→ Task instructions:
Write out the material exactly, without any of its pictures.

→ Entries shown:
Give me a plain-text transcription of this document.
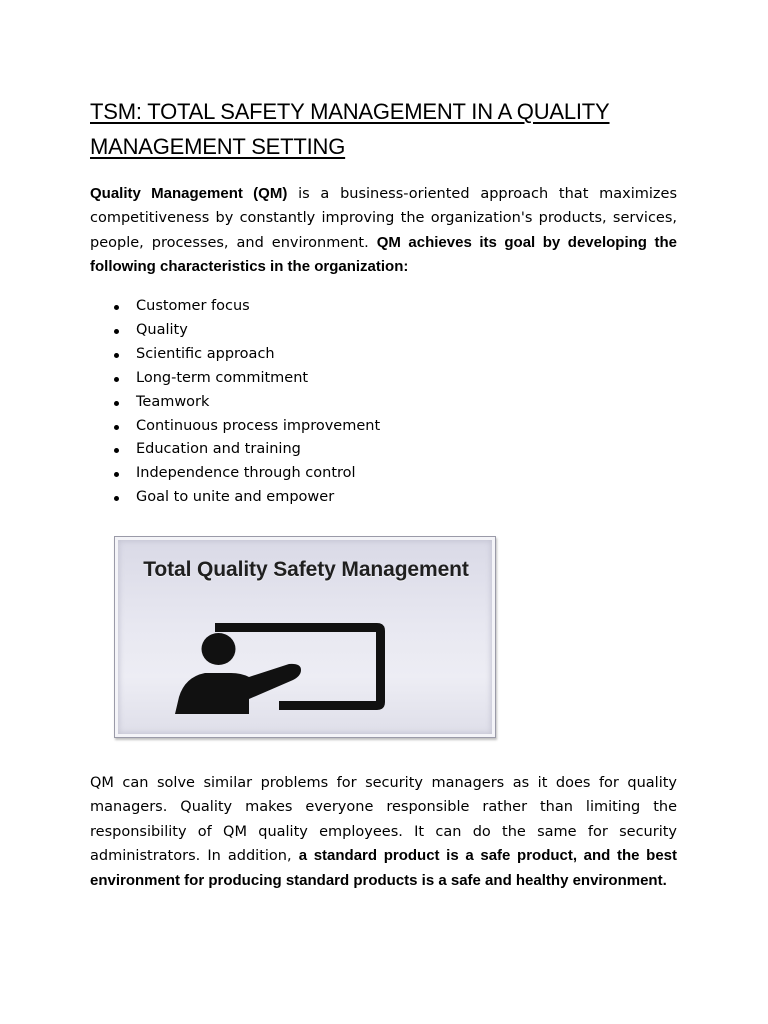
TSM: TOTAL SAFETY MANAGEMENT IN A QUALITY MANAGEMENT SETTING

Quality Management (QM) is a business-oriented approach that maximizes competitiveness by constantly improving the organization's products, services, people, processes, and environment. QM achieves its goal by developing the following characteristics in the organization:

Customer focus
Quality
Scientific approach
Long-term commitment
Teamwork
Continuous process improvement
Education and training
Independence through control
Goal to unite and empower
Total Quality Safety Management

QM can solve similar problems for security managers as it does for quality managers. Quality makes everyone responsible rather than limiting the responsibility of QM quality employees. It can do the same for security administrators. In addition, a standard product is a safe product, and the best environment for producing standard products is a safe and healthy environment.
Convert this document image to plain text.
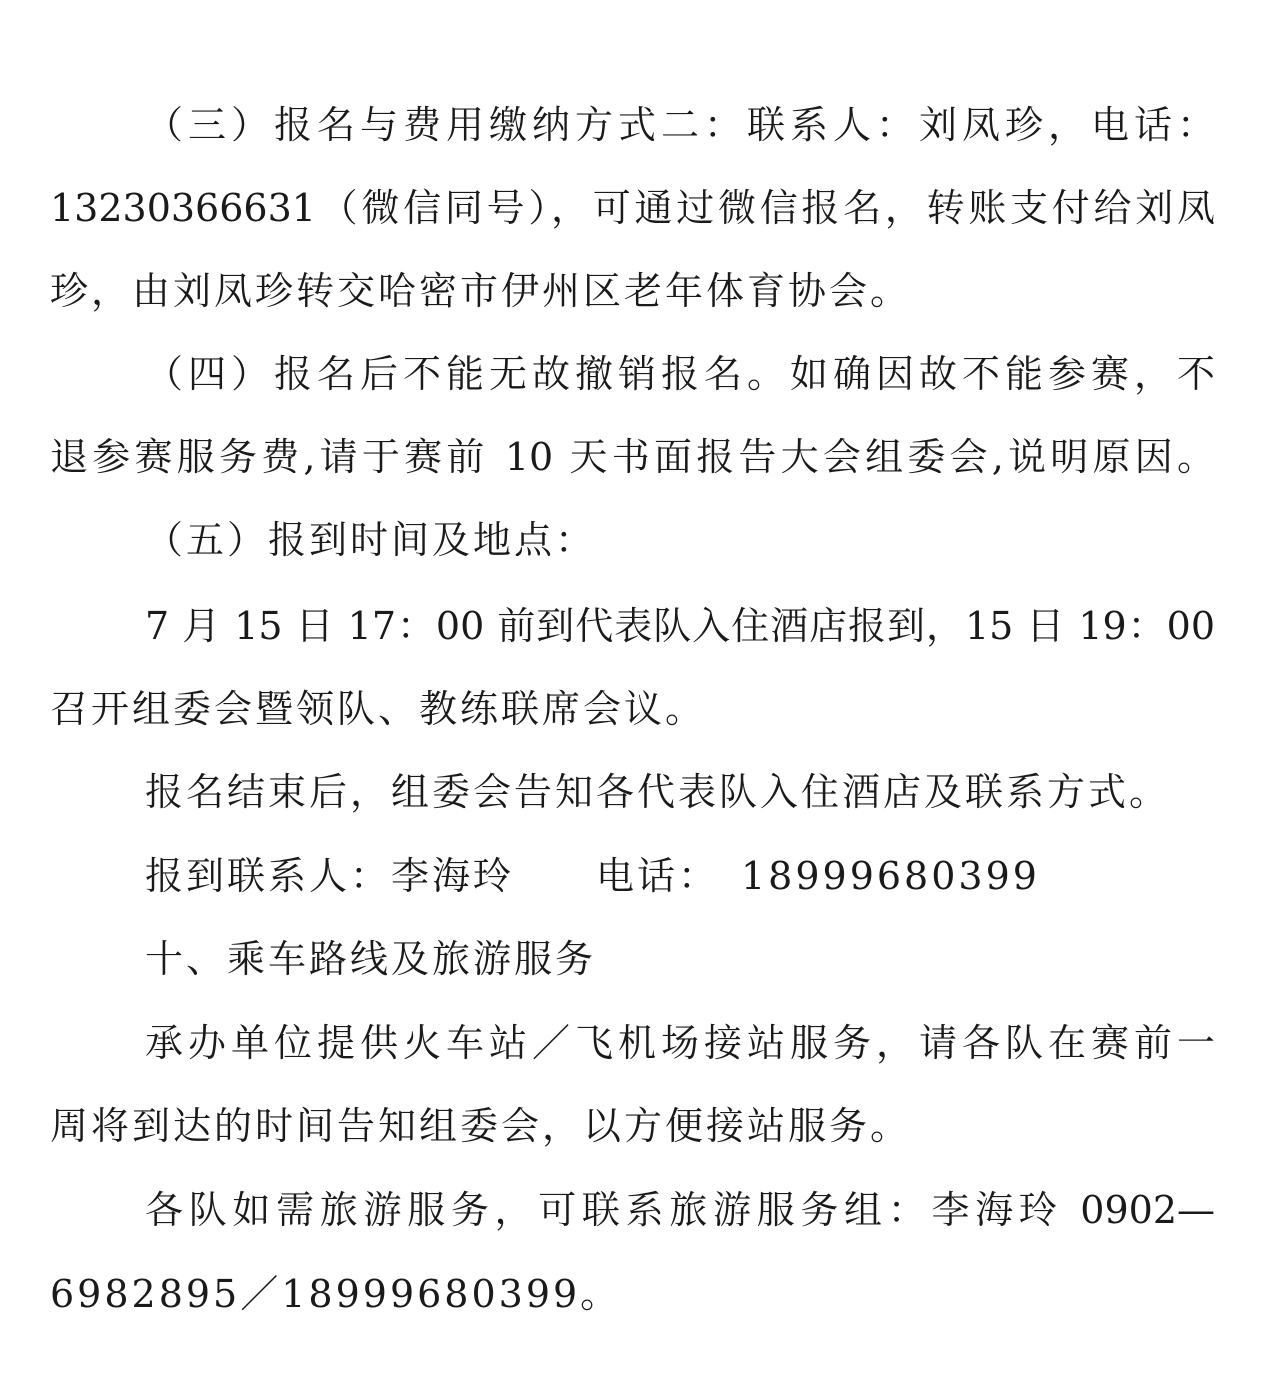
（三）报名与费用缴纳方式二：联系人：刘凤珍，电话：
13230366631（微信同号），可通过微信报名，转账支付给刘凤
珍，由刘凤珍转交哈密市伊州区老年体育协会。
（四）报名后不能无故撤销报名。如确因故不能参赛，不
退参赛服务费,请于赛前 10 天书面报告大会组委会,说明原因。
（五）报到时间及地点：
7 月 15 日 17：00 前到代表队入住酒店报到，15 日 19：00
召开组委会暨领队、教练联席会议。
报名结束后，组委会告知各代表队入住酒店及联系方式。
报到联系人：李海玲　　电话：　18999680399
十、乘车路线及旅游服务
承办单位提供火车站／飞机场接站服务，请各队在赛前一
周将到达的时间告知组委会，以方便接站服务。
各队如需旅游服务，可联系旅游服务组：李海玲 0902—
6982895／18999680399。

→ Result of this exercise:
Give me a plain-text transcription of this document.
TSM: TOTAL SAFETY MANAGEMENT IN A QUALITY MANAGEMENT SETTING

Quality Management (QM) is a business-oriented approach that maximizes competitiveness by constantly improving the organization's products, services, people, processes, and environment. QM achieves its goal by developing the following characteristics in the organization:

Customer focus
Quality
Scientific approach
Long-term commitment
Teamwork
Continuous process improvement
Education and training
Independence through control
Goal to unite and empower
Total Quality Safety Management

QM can solve similar problems for security managers as it does for quality managers. Quality makes everyone responsible rather than limiting the responsibility of QM quality employees. It can do the same for security administrators. In addition, a standard product is a safe product, and the best environment for producing standard products is a safe and healthy environment.
Convert this document image to plain text.
（三）报名与费用缴纳方式二：联系人：刘凤珍，电话：
13230366631（微信同号），可通过微信报名，转账支付给刘凤
珍，由刘凤珍转交哈密市伊州区老年体育协会。
（四）报名后不能无故撤销报名。如确因故不能参赛，不
退参赛服务费,请于赛前 10 天书面报告大会组委会,说明原因。
（五）报到时间及地点：
7 月 15 日 17：00 前到代表队入住酒店报到，15 日 19：00
召开组委会暨领队、教练联席会议。
报名结束后，组委会告知各代表队入住酒店及联系方式。
报到联系人：李海玲　　电话：　18999680399
十、乘车路线及旅游服务
承办单位提供火车站／飞机场接站服务，请各队在赛前一
周将到达的时间告知组委会，以方便接站服务。
各队如需旅游服务，可联系旅游服务组：李海玲 0902—
6982895／18999680399。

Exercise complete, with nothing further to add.